Кристина, которая провела в колонии 14 лет и теперь сама помогает бывшим заключенным, также негативно относится к таким центрам.

— Есть государственные центры адаптации, в простонародье — «бомжатники» но уважающий себя человек туда не пойдет <...> Я лучше буду жить на улице, чем пойду туда, где живут БОМЖи. Я понимаю, что все люди и так сложилась судьба некоторых. Но мы работаем, платим налоги, приносим пользу государству, а некоторые даже начинают заниматься социальной работой. Главное организовать нам поддержку, — считает Кристина.

ЗАДАНИЕ A: Перепишите фрагмент из текста для чтения без изменений. Начните со слов «Кристина, которая провела» и закончите словами «поддержку, — считает Кристина.».
ЗАДАНИЕ B:
Ответьте на вопросы по тексту для чтения:
(i) Сколько лет Кристина провела в колонии?
(ii) Как в простонародье называют государственные центры адаптации?
(iii) Что Кристина считает главным?

Данные об элементах и областях:
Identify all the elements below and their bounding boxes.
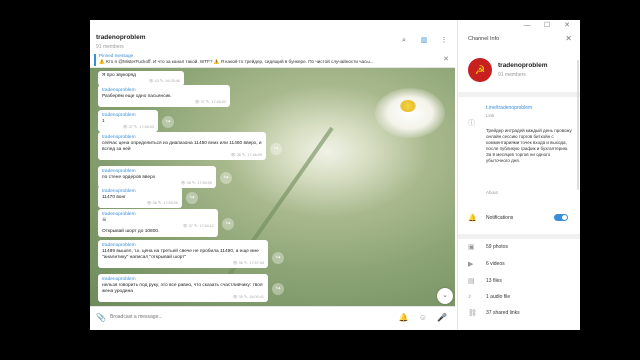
media-files[interactable]: 13 files <box>486 278 502 284</box>
message-feed[interactable]: Я про звукоряд 👁 43 ✎, 16:25:46 tradenop… <box>90 68 455 306</box>
photo-icon: ▣ <box>468 244 475 251</box>
pinned-accent-bar <box>94 54 96 66</box>
file-icon: ▤ <box>468 278 475 285</box>
forward-icon[interactable]: ↪ <box>220 172 232 184</box>
scroll-down-button[interactable]: ⌄ <box>437 288 453 304</box>
telegram-window: — ☐ ✕ tradenoproblem 91 members ⌕ ▥ ⋮ Pi… <box>90 20 580 330</box>
message-author: tradenoproblem <box>102 113 136 118</box>
window-controls: — ☐ ✕ <box>514 20 580 32</box>
pinned-text: ⚠️ Кто я @MisterFuckoff. И что за канал … <box>99 59 374 64</box>
media-links[interactable]: 37 shared links <box>486 310 520 316</box>
video-icon: ▶ <box>468 261 474 268</box>
forward-icon[interactable]: ↪ <box>272 283 284 295</box>
bell-icon: 🔔 <box>468 215 477 222</box>
notifications-label: Notifications <box>486 215 514 221</box>
close-icon[interactable]: ✕ <box>443 55 449 63</box>
channel-info-panel: Channel Info ✕ ☭ tradenoproblem 91 membe… <box>457 20 580 330</box>
channel-member-count: 91 members <box>498 72 526 78</box>
maximize-button[interactable]: ☐ <box>542 22 552 30</box>
message-reply-text: Открывай шорт до 10800. <box>102 229 160 235</box>
notifications-toggle[interactable] <box>554 214 568 221</box>
media-videos[interactable]: 6 videos <box>486 261 505 267</box>
message-author: tradenoproblem <box>102 243 136 248</box>
message-input[interactable] <box>110 314 380 320</box>
sidebar-toggle-icon[interactable]: ▥ <box>419 36 429 46</box>
pinned-message-bar[interactable]: Pinned message ⚠️ Кто я @MisterFuckoff. … <box>90 52 455 68</box>
background-flower-core <box>400 100 416 112</box>
info-scrollbar[interactable] <box>577 60 579 190</box>
forward-icon[interactable]: ↪ <box>162 116 174 128</box>
microphone-icon[interactable]: 🎤 <box>437 313 447 322</box>
composer: 📎 🔔 ☺ 🎤 <box>90 306 455 330</box>
attach-icon[interactable]: 📎 <box>96 313 106 322</box>
about-label: About <box>486 190 498 195</box>
divider <box>458 92 580 97</box>
message-meta: 👁 36 ✎, 17:46:09 <box>230 153 262 158</box>
message-author: tradenoproblem <box>102 88 136 93</box>
info-panel-title: Channel Info <box>468 36 500 42</box>
close-icon[interactable]: ✕ <box>565 34 572 43</box>
message-bubble[interactable]: Я про звукоряд 👁 43 ✎, 16:25:46 <box>98 71 184 87</box>
link-icon: ⛓ <box>468 310 477 317</box>
channel-link[interactable]: t.me/tradenoproblem <box>486 105 532 111</box>
message-meta: 👁 43 ✎, 16:25:46 <box>148 79 180 84</box>
info-icon: ⓘ <box>468 120 475 127</box>
message-text: сейчас цена определиться из диапазона 11… <box>102 141 262 153</box>
bell-icon[interactable]: 🔔 <box>399 313 409 322</box>
message-author: tradenoproblem <box>102 189 136 194</box>
message-bubble[interactable]: tradenoproblem 1 👁 37 ✎, 17:46:03 <box>98 110 158 133</box>
close-window-button[interactable]: ✕ <box>562 22 572 30</box>
emoji-icon[interactable]: ☺ <box>419 313 427 322</box>
message-bubble[interactable]: tradenoproblem Разберём еще одно пасьянс… <box>98 85 230 108</box>
message-author: tradenoproblem <box>102 212 136 217</box>
forward-icon[interactable]: ↪ <box>272 252 284 264</box>
more-icon[interactable]: ⋮ <box>439 36 449 46</box>
media-audio[interactable]: 1 audio file <box>486 294 510 300</box>
chat-title: tradenoproblem <box>96 34 146 41</box>
message-author: tradenoproblem <box>102 277 136 282</box>
message-meta: 👁 37 ✎, 17:46:02 <box>194 100 226 105</box>
channel-name: tradenoproblem <box>498 62 548 69</box>
audio-icon: ♪ <box>468 293 472 300</box>
minimize-button[interactable]: — <box>522 22 532 30</box>
search-icon[interactable]: ⌕ <box>399 36 409 46</box>
message-text: 11489 вышел, т.к. цена на третьей свече … <box>102 249 259 261</box>
message-meta: 👁 37 ✎, 17:46:03 <box>122 125 154 130</box>
chat-member-count: 91 members <box>96 44 124 50</box>
message-bubble[interactable]: tradenoproblem 11470 вонг 👁 36 ✎, 17:53:… <box>98 186 182 209</box>
divider <box>458 234 580 239</box>
message-bubble[interactable]: tradenoproblem нельзя говорить под руку,… <box>98 274 268 303</box>
link-label: Link <box>486 113 495 118</box>
message-bubble[interactable]: tradenoproblem по стене ордеров вверх 👁 … <box>98 166 216 189</box>
message-author: tradenoproblem <box>102 135 136 140</box>
forward-icon[interactable]: ↪ <box>186 192 198 204</box>
message-meta: 👁 36 ✎, 17:53:25 <box>146 201 178 206</box>
message-meta: 👁 36 ✎, 17:57:44 <box>232 261 264 266</box>
message-bubble[interactable]: tradenoproblem 11489 вышел, т.к. цена на… <box>98 240 268 269</box>
message-author: tradenoproblem <box>102 169 136 174</box>
message-text: нельзя говорить под руку, это все равно,… <box>102 283 263 295</box>
message-meta: 👁 35 ✎, 18:00:41 <box>232 295 264 300</box>
message-bubble[interactable]: tradenoproblem ☠ 👁 37 ✎, 17:54:12 Открыв… <box>98 209 218 238</box>
channel-description: Трейдер интрадей каждый день провожу онл… <box>486 128 572 163</box>
forward-icon[interactable]: ↪ <box>270 143 282 155</box>
background-flower <box>375 88 445 138</box>
chat-pane: tradenoproblem 91 members ⌕ ▥ ⋮ Pinned m… <box>90 20 455 330</box>
pinned-title: Pinned message <box>99 53 134 58</box>
avatar[interactable]: ☭ <box>468 58 492 82</box>
media-photos[interactable]: 59 photos <box>486 244 508 250</box>
message-bubble[interactable]: tradenoproblem сейчас цена определиться … <box>98 132 266 161</box>
forward-icon[interactable]: ↪ <box>222 218 234 230</box>
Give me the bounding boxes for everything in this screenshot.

ПОЛНОЕ РЕШЕНИЕ A:
Кристина, которая провела в колонии 14 лет и теперь сама помогает бывшим заключенным, также негативно относится к таким центрам.

— Есть государственные центры адаптации, в простонародье — «бомжатники» но уважающий себя человек туда не пойдет <...> Я лучше буду жить на улице, чем пойду туда, где живут БОМЖи. Я понимаю, что все люди и так сложилась судьба некоторых. Но мы работаем, платим налоги, приносим пользу государству, а некоторые даже начинают заниматься социальной работой. Главное организовать нам поддержку, — считает Кристина.

ПОЛНОЕ РЕШЕНИЕ B:
(i) 14 лет.
(ii) «Бомжатники».
(iii) Организовать им поддержку.